WRITTEN EXERCISE: Repeat every record below exactly as it appears.

## START SUPPLIED RECORDS

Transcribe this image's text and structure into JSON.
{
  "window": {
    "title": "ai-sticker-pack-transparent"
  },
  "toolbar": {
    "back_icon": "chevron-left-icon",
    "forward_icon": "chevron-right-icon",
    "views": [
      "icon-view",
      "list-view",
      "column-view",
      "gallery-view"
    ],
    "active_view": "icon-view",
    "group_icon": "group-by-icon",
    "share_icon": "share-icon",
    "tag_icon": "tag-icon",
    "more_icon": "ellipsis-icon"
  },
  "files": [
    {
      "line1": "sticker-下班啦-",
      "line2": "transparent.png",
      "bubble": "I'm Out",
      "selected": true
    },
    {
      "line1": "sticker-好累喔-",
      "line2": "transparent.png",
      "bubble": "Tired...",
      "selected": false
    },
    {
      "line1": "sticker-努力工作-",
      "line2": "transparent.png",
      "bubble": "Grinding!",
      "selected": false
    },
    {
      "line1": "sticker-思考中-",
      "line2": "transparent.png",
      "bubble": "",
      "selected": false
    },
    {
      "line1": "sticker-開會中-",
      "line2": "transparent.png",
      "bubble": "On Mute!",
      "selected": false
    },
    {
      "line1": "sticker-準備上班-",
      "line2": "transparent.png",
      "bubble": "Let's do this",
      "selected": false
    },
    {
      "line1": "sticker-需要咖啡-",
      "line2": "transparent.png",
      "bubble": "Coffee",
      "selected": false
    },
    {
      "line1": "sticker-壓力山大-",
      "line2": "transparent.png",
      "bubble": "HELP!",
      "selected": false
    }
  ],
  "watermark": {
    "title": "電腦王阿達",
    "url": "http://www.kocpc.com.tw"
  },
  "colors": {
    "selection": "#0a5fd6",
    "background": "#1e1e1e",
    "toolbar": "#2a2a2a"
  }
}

## END SUPPLIED RECORDS

THE COMPLETED TASK:
Transcribe this image's text and structure into JSON.
{
  "window": {
    "title": "ai-sticker-pack-transparent"
  },
  "toolbar": {
    "back_icon": "chevron-left-icon",
    "forward_icon": "chevron-right-icon",
    "views": [
      "icon-view",
      "list-view",
      "column-view",
      "gallery-view"
    ],
    "active_view": "icon-view",
    "group_icon": "group-by-icon",
    "share_icon": "share-icon",
    "tag_icon": "tag-icon",
    "more_icon": "ellipsis-icon"
  },
  "files": [
    {
      "line1": "sticker-下班啦-",
      "line2": "transparent.png",
      "bubble": "I'm Out",
      "selected": true
    },
    {
      "line1": "sticker-好累喔-",
      "line2": "transparent.png",
      "bubble": "Tired...",
      "selected": false
    },
    {
      "line1": "sticker-努力工作-",
      "line2": "transparent.png",
      "bubble": "Grinding!",
      "selected": false
    },
    {
      "line1": "sticker-思考中-",
      "line2": "transparent.png",
      "bubble": "",
      "selected": false
    },
    {
      "line1": "sticker-開會中-",
      "line2": "transparent.png",
      "bubble": "On Mute!",
      "selected": false
    },
    {
      "line1": "sticker-準備上班-",
      "line2": "transparent.png",
      "bubble": "Let's do this",
      "selected": false
    },
    {
      "line1": "sticker-需要咖啡-",
      "line2": "transparent.png",
      "bubble": "Coffee",
      "selected": false
    },
    {
      "line1": "sticker-壓力山大-",
      "line2": "transparent.png",
      "bubble": "HELP!",
      "selected": false
    }
  ],
  "watermark": {
    "title": "電腦王阿達",
    "url": "http://www.kocpc.com.tw"
  },
  "colors": {
    "selection": "#0a5fd6",
    "background": "#1e1e1e",
    "toolbar": "#2a2a2a"
  }
}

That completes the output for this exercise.